** Dataset items **
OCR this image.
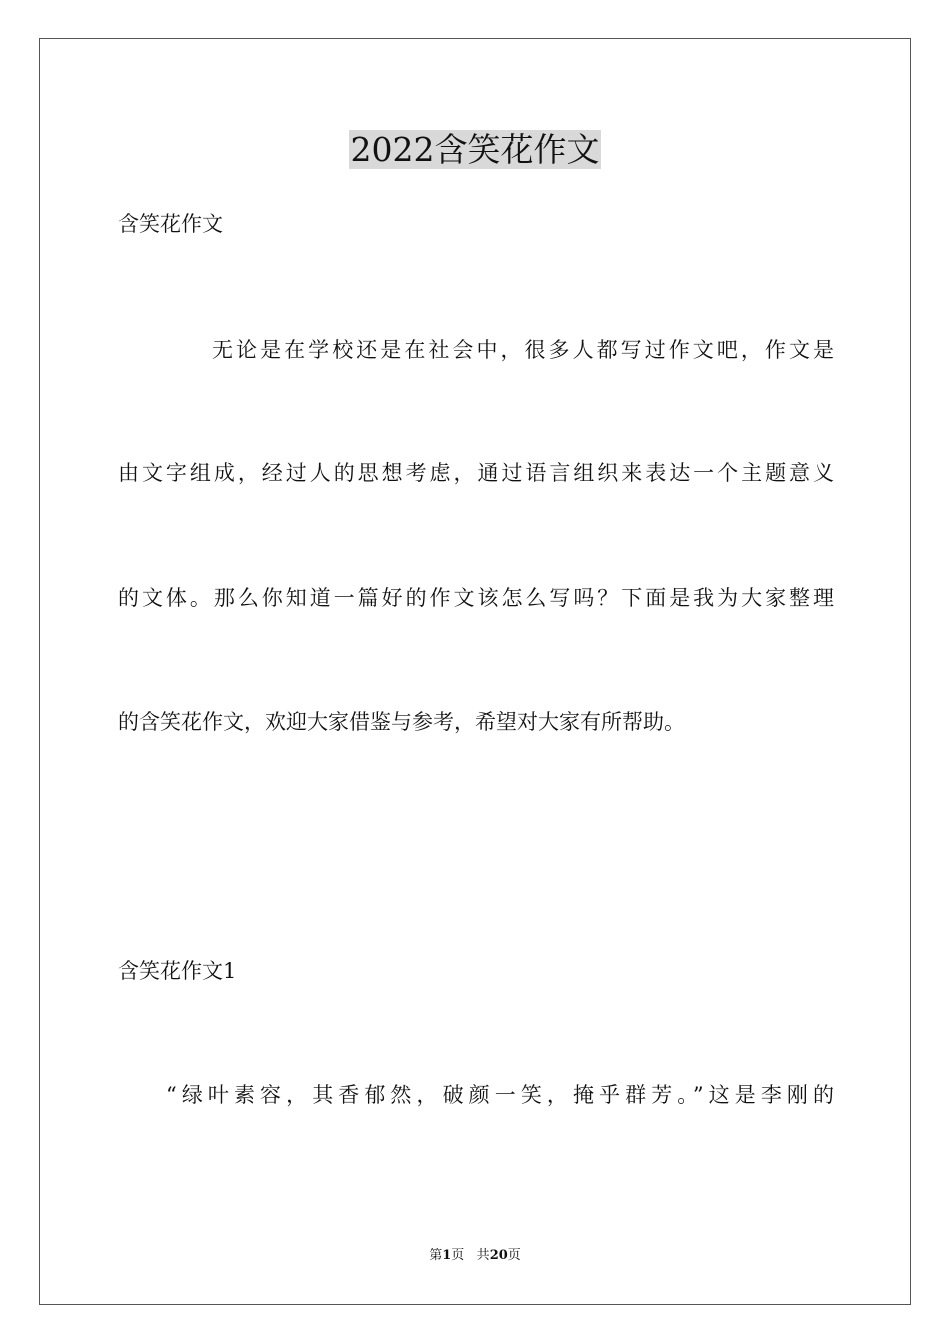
2022含笑花作文
含笑花作文
无论是在学校还是在社会中，很多人都写过作文吧，作文是
由文字组成，经过人的思想考虑，通过语言组织来表达一个主题意义
的文体。那么你知道一篇好的作文该怎么写吗？下面是我为大家整理
的含笑花作文，欢迎大家借鉴与参考，希望对大家有所帮助。
含笑花作文1
“绿叶素容，其香郁然，破颜一笑，掩乎群芳。”这是李刚的
第1页 共20页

** What to produce **
Write out every record above exactly as it stands, but leave out the pictures.

** Response for this exercise **
OCR this image.
2022含笑花作文
含笑花作文
无论是在学校还是在社会中，很多人都写过作文吧，作文是
由文字组成，经过人的思想考虑，通过语言组织来表达一个主题意义
的文体。那么你知道一篇好的作文该怎么写吗？下面是我为大家整理
的含笑花作文，欢迎大家借鉴与参考，希望对大家有所帮助。
含笑花作文1
“绿叶素容，其香郁然，破颜一笑，掩乎群芳。”这是李刚的
第1页 共20页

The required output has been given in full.